Data excerpts
# # #

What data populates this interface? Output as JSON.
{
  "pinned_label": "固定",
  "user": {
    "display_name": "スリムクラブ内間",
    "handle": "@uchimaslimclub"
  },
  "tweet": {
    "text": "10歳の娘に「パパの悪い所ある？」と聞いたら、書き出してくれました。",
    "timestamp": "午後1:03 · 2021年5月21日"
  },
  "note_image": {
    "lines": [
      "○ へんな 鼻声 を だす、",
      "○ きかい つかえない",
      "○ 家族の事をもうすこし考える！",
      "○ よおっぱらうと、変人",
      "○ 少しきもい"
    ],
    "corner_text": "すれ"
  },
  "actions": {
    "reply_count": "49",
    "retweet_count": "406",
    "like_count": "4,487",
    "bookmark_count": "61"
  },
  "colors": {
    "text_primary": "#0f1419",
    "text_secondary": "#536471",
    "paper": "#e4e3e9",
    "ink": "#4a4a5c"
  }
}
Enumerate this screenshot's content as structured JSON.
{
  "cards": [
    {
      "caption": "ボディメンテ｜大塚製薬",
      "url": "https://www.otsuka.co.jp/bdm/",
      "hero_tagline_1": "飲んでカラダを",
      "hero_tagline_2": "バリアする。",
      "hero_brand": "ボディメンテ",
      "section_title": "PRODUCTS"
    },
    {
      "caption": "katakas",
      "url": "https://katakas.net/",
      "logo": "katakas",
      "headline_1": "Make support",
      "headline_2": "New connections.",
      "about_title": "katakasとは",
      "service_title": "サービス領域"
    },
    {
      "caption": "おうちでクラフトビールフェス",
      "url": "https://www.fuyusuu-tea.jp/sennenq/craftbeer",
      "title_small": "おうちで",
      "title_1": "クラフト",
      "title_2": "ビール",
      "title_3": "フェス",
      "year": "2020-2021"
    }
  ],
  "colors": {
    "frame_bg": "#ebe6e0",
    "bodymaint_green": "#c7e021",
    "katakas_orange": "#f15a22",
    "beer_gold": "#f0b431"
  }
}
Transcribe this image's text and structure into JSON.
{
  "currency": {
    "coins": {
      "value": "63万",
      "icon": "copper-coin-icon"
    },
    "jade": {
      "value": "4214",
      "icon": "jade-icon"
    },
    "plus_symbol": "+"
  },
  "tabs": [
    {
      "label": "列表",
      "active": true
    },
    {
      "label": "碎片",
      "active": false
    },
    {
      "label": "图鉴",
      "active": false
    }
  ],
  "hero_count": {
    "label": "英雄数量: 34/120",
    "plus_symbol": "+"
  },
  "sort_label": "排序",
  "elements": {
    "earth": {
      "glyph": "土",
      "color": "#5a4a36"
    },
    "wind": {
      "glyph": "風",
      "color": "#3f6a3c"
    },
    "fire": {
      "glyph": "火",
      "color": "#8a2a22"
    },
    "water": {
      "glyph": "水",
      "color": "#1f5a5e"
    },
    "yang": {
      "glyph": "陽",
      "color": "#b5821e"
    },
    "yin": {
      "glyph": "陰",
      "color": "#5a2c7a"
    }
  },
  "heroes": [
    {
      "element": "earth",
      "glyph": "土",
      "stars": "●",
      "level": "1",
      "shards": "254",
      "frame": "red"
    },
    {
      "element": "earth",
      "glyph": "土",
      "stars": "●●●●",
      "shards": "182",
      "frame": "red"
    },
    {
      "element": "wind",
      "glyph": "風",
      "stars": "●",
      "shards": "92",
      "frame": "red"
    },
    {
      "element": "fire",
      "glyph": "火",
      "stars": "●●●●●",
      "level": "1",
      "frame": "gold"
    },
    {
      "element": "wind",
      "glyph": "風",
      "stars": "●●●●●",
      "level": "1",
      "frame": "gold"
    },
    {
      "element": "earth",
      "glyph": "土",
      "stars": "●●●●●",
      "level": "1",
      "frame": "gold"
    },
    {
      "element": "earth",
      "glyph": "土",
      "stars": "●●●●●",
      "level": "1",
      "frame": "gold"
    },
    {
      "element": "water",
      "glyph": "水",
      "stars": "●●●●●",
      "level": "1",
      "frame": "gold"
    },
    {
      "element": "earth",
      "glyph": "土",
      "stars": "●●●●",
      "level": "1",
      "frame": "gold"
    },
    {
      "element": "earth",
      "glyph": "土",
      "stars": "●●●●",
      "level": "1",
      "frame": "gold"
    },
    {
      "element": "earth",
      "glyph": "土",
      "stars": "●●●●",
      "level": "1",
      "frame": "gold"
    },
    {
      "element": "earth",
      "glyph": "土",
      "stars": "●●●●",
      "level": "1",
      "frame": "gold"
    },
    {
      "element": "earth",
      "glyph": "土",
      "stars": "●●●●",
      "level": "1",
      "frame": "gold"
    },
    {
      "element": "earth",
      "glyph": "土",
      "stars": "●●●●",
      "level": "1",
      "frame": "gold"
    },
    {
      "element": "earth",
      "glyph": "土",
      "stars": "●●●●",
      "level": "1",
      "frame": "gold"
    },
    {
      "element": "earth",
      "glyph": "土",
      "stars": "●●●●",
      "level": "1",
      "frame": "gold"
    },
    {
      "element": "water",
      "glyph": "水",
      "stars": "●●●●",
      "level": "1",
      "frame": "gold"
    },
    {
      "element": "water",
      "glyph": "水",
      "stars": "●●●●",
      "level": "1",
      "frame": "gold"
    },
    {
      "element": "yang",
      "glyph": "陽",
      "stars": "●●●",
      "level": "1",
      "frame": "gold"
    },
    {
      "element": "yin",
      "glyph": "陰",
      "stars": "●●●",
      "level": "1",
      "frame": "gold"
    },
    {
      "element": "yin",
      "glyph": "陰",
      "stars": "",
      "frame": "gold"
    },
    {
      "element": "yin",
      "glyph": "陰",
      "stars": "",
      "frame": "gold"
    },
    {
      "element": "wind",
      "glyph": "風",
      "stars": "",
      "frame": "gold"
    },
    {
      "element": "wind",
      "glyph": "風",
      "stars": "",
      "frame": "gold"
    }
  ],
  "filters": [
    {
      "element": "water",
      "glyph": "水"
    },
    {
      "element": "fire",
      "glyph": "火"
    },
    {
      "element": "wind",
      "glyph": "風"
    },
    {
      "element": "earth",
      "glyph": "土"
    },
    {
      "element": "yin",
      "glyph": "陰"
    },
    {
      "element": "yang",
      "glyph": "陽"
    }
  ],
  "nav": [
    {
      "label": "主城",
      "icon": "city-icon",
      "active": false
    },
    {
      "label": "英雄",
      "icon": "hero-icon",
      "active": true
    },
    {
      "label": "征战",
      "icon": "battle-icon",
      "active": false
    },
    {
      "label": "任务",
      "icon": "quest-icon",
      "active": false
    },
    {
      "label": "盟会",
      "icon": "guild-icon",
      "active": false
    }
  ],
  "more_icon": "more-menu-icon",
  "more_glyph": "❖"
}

# # #

## INSTRUCTIONS FOR THE TASK
Your task is to return the full listing exactly as it was given.

## IN RESPONSE
What data populates this interface? Output as JSON.
{
  "pinned_label": "固定",
  "user": {
    "display_name": "スリムクラブ内間",
    "handle": "@uchimaslimclub"
  },
  "tweet": {
    "text": "10歳の娘に「パパの悪い所ある？」と聞いたら、書き出してくれました。",
    "timestamp": "午後1:03 · 2021年5月21日"
  },
  "note_image": {
    "lines": [
      "○ へんな 鼻声 を だす、",
      "○ きかい つかえない",
      "○ 家族の事をもうすこし考える！",
      "○ よおっぱらうと、変人",
      "○ 少しきもい"
    ],
    "corner_text": "すれ"
  },
  "actions": {
    "reply_count": "49",
    "retweet_count": "406",
    "like_count": "4,487",
    "bookmark_count": "61"
  },
  "colors": {
    "text_primary": "#0f1419",
    "text_secondary": "#536471",
    "paper": "#e4e3e9",
    "ink": "#4a4a5c"
  }
}
Enumerate this screenshot's content as structured JSON.
{
  "cards": [
    {
      "caption": "ボディメンテ｜大塚製薬",
      "url": "https://www.otsuka.co.jp/bdm/",
      "hero_tagline_1": "飲んでカラダを",
      "hero_tagline_2": "バリアする。",
      "hero_brand": "ボディメンテ",
      "section_title": "PRODUCTS"
    },
    {
      "caption": "katakas",
      "url": "https://katakas.net/",
      "logo": "katakas",
      "headline_1": "Make support",
      "headline_2": "New connections.",
      "about_title": "katakasとは",
      "service_title": "サービス領域"
    },
    {
      "caption": "おうちでクラフトビールフェス",
      "url": "https://www.fuyusuu-tea.jp/sennenq/craftbeer",
      "title_small": "おうちで",
      "title_1": "クラフト",
      "title_2": "ビール",
      "title_3": "フェス",
      "year": "2020-2021"
    }
  ],
  "colors": {
    "frame_bg": "#ebe6e0",
    "bodymaint_green": "#c7e021",
    "katakas_orange": "#f15a22",
    "beer_gold": "#f0b431"
  }
}
Transcribe this image's text and structure into JSON.
{
  "currency": {
    "coins": {
      "value": "63万",
      "icon": "copper-coin-icon"
    },
    "jade": {
      "value": "4214",
      "icon": "jade-icon"
    },
    "plus_symbol": "+"
  },
  "tabs": [
    {
      "label": "列表",
      "active": true
    },
    {
      "label": "碎片",
      "active": false
    },
    {
      "label": "图鉴",
      "active": false
    }
  ],
  "hero_count": {
    "label": "英雄数量: 34/120",
    "plus_symbol": "+"
  },
  "sort_label": "排序",
  "elements": {
    "earth": {
      "glyph": "土",
      "color": "#5a4a36"
    },
    "wind": {
      "glyph": "風",
      "color": "#3f6a3c"
    },
    "fire": {
      "glyph": "火",
      "color": "#8a2a22"
    },
    "water": {
      "glyph": "水",
      "color": "#1f5a5e"
    },
    "yang": {
      "glyph": "陽",
      "color": "#b5821e"
    },
    "yin": {
      "glyph": "陰",
      "color": "#5a2c7a"
    }
  },
  "heroes": [
    {
      "element": "earth",
      "glyph": "土",
      "stars": "●",
      "level": "1",
      "shards": "254",
      "frame": "red"
    },
    {
      "element": "earth",
      "glyph": "土",
      "stars": "●●●●",
      "shards": "182",
      "frame": "red"
    },
    {
      "element": "wind",
      "glyph": "風",
      "stars": "●",
      "shards": "92",
      "frame": "red"
    },
    {
      "element": "fire",
      "glyph": "火",
      "stars": "●●●●●",
      "level": "1",
      "frame": "gold"
    },
    {
      "element": "wind",
      "glyph": "風",
      "stars": "●●●●●",
      "level": "1",
      "frame": "gold"
    },
    {
      "element": "earth",
      "glyph": "土",
      "stars": "●●●●●",
      "level": "1",
      "frame": "gold"
    },
    {
      "element": "earth",
      "glyph": "土",
      "stars": "●●●●●",
      "level": "1",
      "frame": "gold"
    },
    {
      "element": "water",
      "glyph": "水",
      "stars": "●●●●●",
      "level": "1",
      "frame": "gold"
    },
    {
      "element": "earth",
      "glyph": "土",
      "stars": "●●●●",
      "level": "1",
      "frame": "gold"
    },
    {
      "element": "earth",
      "glyph": "土",
      "stars": "●●●●",
      "level": "1",
      "frame": "gold"
    },
    {
      "element": "earth",
      "glyph": "土",
      "stars": "●●●●",
      "level": "1",
      "frame": "gold"
    },
    {
      "element": "earth",
      "glyph": "土",
      "stars": "●●●●",
      "level": "1",
      "frame": "gold"
    },
    {
      "element": "earth",
      "glyph": "土",
      "stars": "●●●●",
      "level": "1",
      "frame": "gold"
    },
    {
      "element": "earth",
      "glyph": "土",
      "stars": "●●●●",
      "level": "1",
      "frame": "gold"
    },
    {
      "element": "earth",
      "glyph": "土",
      "stars": "●●●●",
      "level": "1",
      "frame": "gold"
    },
    {
      "element": "earth",
      "glyph": "土",
      "stars": "●●●●",
      "level": "1",
      "frame": "gold"
    },
    {
      "element": "water",
      "glyph": "水",
      "stars": "●●●●",
      "level": "1",
      "frame": "gold"
    },
    {
      "element": "water",
      "glyph": "水",
      "stars": "●●●●",
      "level": "1",
      "frame": "gold"
    },
    {
      "element": "yang",
      "glyph": "陽",
      "stars": "●●●",
      "level": "1",
      "frame": "gold"
    },
    {
      "element": "yin",
      "glyph": "陰",
      "stars": "●●●",
      "level": "1",
      "frame": "gold"
    },
    {
      "element": "yin",
      "glyph": "陰",
      "stars": "",
      "frame": "gold"
    },
    {
      "element": "yin",
      "glyph": "陰",
      "stars": "",
      "frame": "gold"
    },
    {
      "element": "wind",
      "glyph": "風",
      "stars": "",
      "frame": "gold"
    },
    {
      "element": "wind",
      "glyph": "風",
      "stars": "",
      "frame": "gold"
    }
  ],
  "filters": [
    {
      "element": "water",
      "glyph": "水"
    },
    {
      "element": "fire",
      "glyph": "火"
    },
    {
      "element": "wind",
      "glyph": "風"
    },
    {
      "element": "earth",
      "glyph": "土"
    },
    {
      "element": "yin",
      "glyph": "陰"
    },
    {
      "element": "yang",
      "glyph": "陽"
    }
  ],
  "nav": [
    {
      "label": "主城",
      "icon": "city-icon",
      "active": false
    },
    {
      "label": "英雄",
      "icon": "hero-icon",
      "active": true
    },
    {
      "label": "征战",
      "icon": "battle-icon",
      "active": false
    },
    {
      "label": "任务",
      "icon": "quest-icon",
      "active": false
    },
    {
      "label": "盟会",
      "icon": "guild-icon",
      "active": false
    }
  ],
  "more_icon": "more-menu-icon",
  "more_glyph": "❖"
}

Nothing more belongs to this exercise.